Objective – Copy each line that contains the word "baseline".

Data for this exercise –
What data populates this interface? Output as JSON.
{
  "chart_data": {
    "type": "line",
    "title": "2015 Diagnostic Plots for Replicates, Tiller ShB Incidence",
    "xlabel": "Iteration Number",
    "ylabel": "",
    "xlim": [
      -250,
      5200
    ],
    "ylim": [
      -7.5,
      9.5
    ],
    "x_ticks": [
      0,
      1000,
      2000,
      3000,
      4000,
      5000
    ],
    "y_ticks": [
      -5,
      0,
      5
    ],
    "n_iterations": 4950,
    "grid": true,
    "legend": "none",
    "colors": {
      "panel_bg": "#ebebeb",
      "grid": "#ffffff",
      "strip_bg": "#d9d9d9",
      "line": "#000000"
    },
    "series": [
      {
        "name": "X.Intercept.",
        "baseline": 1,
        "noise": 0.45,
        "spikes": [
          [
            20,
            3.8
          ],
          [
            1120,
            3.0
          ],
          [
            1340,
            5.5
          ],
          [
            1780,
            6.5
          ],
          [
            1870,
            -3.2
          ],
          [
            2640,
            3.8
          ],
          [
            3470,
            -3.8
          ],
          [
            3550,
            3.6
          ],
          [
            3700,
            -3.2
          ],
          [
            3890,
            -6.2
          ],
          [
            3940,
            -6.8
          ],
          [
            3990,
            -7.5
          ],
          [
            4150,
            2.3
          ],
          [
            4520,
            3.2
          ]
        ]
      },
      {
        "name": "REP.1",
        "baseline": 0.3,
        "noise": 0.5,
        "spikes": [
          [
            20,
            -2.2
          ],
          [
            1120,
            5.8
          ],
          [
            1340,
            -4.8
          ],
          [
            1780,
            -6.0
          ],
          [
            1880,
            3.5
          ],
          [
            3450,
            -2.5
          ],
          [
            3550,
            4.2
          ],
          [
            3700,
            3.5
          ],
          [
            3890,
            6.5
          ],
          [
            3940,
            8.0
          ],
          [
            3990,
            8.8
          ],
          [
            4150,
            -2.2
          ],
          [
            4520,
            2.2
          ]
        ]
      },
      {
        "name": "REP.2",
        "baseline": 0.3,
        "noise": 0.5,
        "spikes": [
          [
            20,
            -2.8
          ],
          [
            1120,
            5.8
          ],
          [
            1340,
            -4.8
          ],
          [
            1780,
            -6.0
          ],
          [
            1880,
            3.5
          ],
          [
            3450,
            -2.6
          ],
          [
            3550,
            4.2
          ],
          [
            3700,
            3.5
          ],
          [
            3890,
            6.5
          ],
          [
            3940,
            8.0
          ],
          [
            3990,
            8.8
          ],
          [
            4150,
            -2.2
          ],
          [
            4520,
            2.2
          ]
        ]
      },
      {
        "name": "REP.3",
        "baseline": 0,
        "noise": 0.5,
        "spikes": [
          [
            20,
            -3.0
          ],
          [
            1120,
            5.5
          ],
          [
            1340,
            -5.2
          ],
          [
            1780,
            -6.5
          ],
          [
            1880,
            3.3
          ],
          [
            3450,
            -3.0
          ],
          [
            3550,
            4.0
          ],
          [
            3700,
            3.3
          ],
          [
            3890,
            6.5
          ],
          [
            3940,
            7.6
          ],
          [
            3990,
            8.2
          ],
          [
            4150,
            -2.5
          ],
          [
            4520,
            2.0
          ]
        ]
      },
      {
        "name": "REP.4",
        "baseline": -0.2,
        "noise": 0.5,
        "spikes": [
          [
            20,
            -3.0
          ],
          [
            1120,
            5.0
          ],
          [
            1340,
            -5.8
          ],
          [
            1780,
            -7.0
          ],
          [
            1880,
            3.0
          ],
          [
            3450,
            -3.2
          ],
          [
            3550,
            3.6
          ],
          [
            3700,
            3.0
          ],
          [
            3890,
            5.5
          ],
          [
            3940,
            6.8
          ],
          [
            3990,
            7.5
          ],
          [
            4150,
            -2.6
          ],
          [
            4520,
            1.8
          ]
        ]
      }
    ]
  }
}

---

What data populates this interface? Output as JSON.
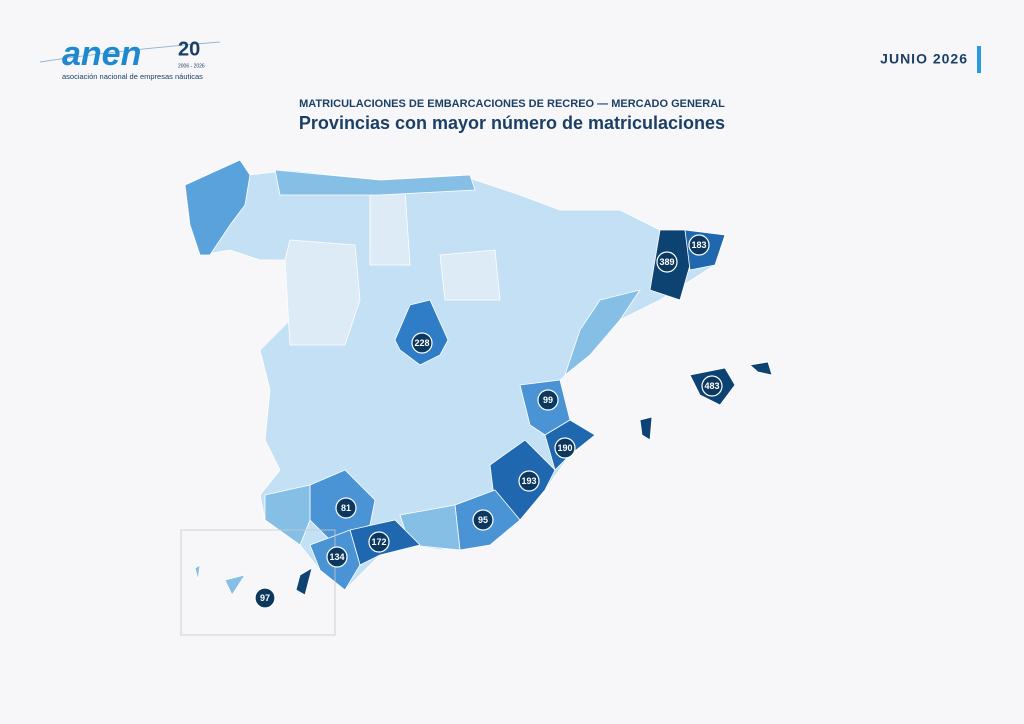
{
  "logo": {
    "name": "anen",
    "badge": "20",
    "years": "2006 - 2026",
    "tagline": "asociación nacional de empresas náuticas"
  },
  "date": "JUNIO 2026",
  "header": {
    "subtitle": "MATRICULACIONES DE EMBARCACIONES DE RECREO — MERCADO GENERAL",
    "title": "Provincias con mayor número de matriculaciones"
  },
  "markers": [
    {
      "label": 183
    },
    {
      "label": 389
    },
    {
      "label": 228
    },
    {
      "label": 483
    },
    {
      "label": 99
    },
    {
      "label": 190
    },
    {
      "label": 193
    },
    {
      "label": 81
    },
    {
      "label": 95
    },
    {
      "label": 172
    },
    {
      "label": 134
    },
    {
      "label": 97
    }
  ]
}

Full response –
        "baseline": 1,
        "baseline": 0.3,
        "baseline": 0.3,
        "baseline": 0,
        "baseline": -0.2,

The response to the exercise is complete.